- **What is required**
Sort through the entries below and pull out lines containing the word "JSON".
◇ ◇ ◇
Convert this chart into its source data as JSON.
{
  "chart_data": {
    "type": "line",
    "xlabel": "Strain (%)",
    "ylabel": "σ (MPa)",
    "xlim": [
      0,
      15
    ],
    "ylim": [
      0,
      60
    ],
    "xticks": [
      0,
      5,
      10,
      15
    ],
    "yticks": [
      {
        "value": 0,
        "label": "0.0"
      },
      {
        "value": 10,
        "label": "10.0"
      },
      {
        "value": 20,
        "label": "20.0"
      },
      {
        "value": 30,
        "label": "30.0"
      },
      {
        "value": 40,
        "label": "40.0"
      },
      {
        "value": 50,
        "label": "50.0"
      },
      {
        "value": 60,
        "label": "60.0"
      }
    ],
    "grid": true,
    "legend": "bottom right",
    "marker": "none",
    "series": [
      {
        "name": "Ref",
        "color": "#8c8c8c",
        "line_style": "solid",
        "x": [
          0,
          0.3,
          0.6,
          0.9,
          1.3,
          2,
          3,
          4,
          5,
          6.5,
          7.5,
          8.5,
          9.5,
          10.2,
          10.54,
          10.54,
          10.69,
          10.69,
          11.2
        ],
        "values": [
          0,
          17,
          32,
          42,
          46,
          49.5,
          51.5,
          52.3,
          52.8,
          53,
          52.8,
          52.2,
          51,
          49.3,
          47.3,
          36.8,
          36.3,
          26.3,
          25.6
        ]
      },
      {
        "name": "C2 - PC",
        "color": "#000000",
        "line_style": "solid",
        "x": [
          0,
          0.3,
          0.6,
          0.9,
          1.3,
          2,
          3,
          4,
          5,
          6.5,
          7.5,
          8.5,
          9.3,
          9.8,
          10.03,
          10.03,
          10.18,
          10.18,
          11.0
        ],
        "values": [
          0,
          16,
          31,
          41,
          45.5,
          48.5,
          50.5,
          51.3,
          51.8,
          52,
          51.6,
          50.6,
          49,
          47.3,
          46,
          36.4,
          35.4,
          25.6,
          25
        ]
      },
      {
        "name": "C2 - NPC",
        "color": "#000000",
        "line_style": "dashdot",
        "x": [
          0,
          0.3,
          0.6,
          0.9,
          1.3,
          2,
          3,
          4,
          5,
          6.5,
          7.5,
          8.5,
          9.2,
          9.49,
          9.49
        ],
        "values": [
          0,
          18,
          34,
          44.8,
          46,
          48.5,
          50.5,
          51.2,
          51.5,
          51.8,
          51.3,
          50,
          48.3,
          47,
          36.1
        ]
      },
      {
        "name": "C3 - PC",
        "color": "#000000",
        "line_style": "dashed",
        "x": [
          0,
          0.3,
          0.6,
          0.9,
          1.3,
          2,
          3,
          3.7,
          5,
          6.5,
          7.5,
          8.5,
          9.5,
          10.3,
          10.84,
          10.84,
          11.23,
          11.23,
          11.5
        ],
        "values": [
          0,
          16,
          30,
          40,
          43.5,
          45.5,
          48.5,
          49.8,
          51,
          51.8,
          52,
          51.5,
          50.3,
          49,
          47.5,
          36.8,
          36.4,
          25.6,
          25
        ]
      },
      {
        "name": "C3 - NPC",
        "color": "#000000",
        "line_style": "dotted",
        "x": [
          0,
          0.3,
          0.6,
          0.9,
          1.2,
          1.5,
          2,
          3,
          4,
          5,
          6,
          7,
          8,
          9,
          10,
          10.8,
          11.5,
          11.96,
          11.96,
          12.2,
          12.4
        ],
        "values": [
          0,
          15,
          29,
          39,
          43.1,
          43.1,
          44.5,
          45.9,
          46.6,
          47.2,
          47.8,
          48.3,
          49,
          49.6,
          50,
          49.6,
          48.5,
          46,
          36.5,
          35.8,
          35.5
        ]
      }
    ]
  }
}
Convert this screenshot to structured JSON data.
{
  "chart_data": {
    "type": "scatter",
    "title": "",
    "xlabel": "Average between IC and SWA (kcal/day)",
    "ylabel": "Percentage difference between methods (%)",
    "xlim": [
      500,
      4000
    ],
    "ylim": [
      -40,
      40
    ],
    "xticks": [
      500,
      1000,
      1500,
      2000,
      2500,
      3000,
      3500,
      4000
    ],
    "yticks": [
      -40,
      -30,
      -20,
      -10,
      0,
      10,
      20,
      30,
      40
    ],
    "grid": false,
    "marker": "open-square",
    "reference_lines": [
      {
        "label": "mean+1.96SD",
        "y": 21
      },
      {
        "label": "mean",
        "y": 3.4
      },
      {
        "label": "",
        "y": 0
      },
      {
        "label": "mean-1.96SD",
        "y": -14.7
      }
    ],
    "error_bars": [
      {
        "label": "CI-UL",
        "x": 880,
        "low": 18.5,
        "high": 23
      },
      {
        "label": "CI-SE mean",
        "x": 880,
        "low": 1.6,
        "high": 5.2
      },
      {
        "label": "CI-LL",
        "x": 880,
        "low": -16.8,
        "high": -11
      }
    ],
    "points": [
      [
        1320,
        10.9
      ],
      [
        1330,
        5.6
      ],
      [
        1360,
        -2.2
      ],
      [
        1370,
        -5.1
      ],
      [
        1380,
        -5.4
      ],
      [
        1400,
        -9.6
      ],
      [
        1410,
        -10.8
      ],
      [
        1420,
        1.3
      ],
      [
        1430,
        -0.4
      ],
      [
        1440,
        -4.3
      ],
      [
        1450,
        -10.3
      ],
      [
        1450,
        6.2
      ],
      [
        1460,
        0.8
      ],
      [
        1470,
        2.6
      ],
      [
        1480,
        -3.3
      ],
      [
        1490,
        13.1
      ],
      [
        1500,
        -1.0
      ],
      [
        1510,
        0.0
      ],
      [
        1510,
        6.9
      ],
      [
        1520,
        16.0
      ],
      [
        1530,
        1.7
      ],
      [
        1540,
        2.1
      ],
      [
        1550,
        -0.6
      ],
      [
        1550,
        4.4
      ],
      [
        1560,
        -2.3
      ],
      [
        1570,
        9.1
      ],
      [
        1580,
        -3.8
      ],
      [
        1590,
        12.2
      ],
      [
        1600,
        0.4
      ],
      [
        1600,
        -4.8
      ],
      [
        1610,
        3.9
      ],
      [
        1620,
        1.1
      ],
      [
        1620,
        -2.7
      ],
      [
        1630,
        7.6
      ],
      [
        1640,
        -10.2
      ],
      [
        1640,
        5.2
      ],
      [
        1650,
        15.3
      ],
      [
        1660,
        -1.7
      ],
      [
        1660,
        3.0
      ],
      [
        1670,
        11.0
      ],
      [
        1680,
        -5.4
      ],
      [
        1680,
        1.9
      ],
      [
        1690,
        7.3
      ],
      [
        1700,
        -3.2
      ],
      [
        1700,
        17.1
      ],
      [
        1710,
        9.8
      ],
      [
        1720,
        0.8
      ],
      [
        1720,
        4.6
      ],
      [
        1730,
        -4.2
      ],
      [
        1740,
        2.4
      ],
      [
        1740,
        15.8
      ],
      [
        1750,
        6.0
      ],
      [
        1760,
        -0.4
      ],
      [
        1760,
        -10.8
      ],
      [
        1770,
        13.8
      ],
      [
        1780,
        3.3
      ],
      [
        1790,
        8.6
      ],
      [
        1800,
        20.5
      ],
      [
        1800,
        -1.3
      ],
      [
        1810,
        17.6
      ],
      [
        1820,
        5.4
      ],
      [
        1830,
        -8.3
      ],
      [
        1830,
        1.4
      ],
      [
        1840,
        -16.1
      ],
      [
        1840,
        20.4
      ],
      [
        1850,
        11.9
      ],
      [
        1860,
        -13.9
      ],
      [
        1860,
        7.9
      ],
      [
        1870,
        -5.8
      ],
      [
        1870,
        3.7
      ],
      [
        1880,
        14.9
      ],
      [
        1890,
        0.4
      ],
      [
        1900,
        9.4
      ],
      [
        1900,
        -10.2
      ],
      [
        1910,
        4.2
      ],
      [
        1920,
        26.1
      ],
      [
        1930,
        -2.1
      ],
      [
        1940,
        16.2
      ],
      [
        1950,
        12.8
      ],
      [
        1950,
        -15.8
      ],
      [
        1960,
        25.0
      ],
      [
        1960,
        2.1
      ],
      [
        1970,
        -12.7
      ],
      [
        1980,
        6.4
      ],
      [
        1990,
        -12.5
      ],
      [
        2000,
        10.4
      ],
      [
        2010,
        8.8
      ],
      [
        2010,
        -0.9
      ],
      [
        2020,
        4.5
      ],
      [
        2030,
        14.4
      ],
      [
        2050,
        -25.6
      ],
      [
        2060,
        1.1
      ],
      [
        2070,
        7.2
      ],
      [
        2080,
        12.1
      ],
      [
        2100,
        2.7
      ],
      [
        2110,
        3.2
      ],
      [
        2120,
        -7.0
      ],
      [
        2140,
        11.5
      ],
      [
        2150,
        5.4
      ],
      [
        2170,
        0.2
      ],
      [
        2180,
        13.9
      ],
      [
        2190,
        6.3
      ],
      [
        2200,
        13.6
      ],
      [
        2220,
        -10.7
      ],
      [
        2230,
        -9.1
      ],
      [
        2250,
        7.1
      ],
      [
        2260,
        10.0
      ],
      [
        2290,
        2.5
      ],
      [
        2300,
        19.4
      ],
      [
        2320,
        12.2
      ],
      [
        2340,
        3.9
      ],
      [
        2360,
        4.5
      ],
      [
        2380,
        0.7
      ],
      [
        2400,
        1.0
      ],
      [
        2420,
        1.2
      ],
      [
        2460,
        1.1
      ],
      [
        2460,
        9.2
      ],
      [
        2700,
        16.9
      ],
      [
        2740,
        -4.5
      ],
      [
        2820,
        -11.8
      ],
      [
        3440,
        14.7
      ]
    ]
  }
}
◇ ◇ ◇
- **Complete response**
Convert this chart into its source data as JSON.
Convert this screenshot to structured JSON data.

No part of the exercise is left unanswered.